====== Kutipan Teks
Selasa, 14 Mei 2013

MATERI : PEWARISAN ANAK LUAR KAWIN



MATERI : PEWARISAN ANAK LUAR KAWIN

            Pewarisan Anak Luar Kawin yang Diakui diatur dalam Bab XII bagian III Buku II KUHPerdata. Hal yang diatur adalah mengenai pewarisan anak luar kawin, baik dalam hal anak luar kawin yang diakui bertindak sebagai ahli waris (hak waris aktif) maupun dalam hal anak luar kawin berkedudukan sebagai Pewaris (hak waris pasif).
A.    Pengakuan Anak Luar Kawin Sepanjang Perkawinan
Anak luar kawin baru dapat mewaris kalau mempunyai hubungan hukum dengan Pewaris. Hubungan hukum itu timbul dengan dilakukannya pengakuan.
Pasal 285 KUHPerdata menentukan :
“ Pengakuan yang dilakukan sepanjang perkawinan oleh suami atau istri atas kebahagiaan anak luar kawin, yang sebelum kawin telah olehnya dibuahkan dengan orang lain dari istri atau suaminya, tak akan merugikan baik bagi istri atau suami maupun bagi anak yang dilahirkan dari perkawinan mereka”.
                        Pengakuan sepanjang perkawinan, maksudnya pengakuan yang dilakukan suami atau istri yang mengakui anak itu sewaktu dalam suatu ikatan perkawinan.
                        Jadi, ayah atau ibu si anak luar kawin dapat mengakui anak luar kawinnya, walaupun dia terkait dalam suatu perkawinan, tetapi anak tersebut harus dibuahi ketika ayah dan ibunya tidak berada dalam status menikah. Pengakuan tersebut tidak boleh merugikan istri dan anak-anak dari perkawinan pada waktu pengakuan dilakukan.
                        Kalau pengakuan tidak merugikan istri/suami dalam perkawinan si orang tua yang mengakuinya terikat, dan tidak merugikan anak-anak yang dilahirkan dalam perkawinan tersebut, maka pengakuan itu dapat menguntungkan anak luar kawin tersebut, artinya anak luar kawin tersebut dapat mewaris dari orang tua yang mengakuinya.
B.     Hak Waris Aktif Anak Luar Kawin (yang diakui)
============
====== Informasi yang Diberikan
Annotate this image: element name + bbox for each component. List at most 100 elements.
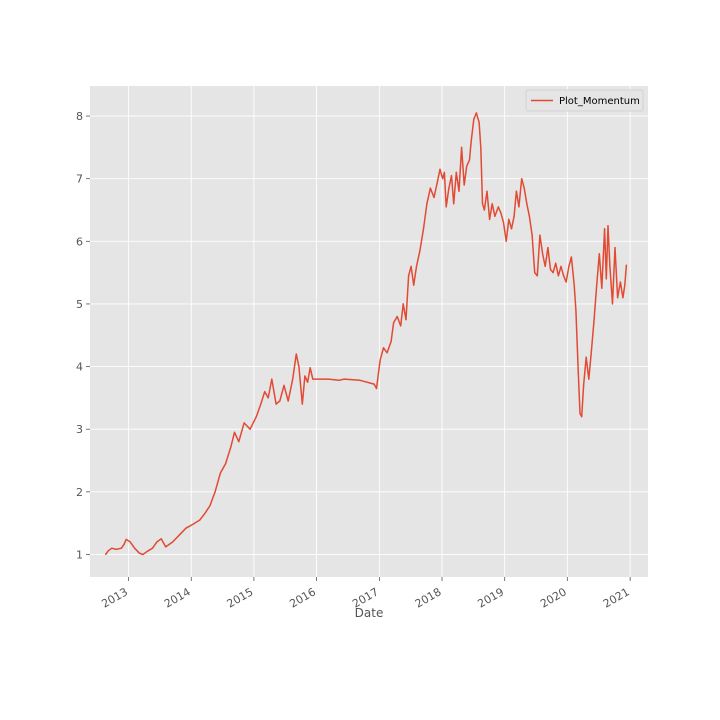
============
» **Tugas Singkat**
Tuliskan lanjutan teks tentang pewarisan anak luar kawin, dimulai tepat setelah judul bagian B yang menjadi baris terakhirnya. Materi tersebut merupakan bahan tersendiri yang terpisah dari teks.

» **Jawaban Latihan**
Diatur dalam Pasal 862 KUHPerdata sampai Pasal 866 KUHPerdata dan Pasal 873 ayat (1). Ahli waris anak luar kawin timbul jika Pewaris mengakui dengan sah anak luar kawin tersebut.
                         Undang-undang tidak secara tegas mengatur mengenai siapa yang dimaksud dengan anak luar kawin tersebut.
Pasal 272 KUHPerdata menentukan:
“Anak luar kawin yang dapat diakui adalah anak yang dilahirkan oleh seorang ibu, tetapi tidak dibenihkan oleh seorang pria yang berada dalam ikatan perkawinan yang sah dengan ibu anak tersebut, dan tidak termasuk dalam kelompok anak zina atau anak sumbang”.
                        Anak Luar Kawin dalam arti luas, meliputi anak zina, anak sumbang, anak luar kawin yang lain. Anak yang lahir sesudah ayahnya meninggal atau bercerai, belum tentu anak luar kawin, karena jika anak itu dibenihkan selama ibunya dalam perkawinan yang sah, dan dilahirkan dalam jangka waktu 300 hari sesudah putusnya perkawinan yang sah (Pasal 255 KUHPerdata).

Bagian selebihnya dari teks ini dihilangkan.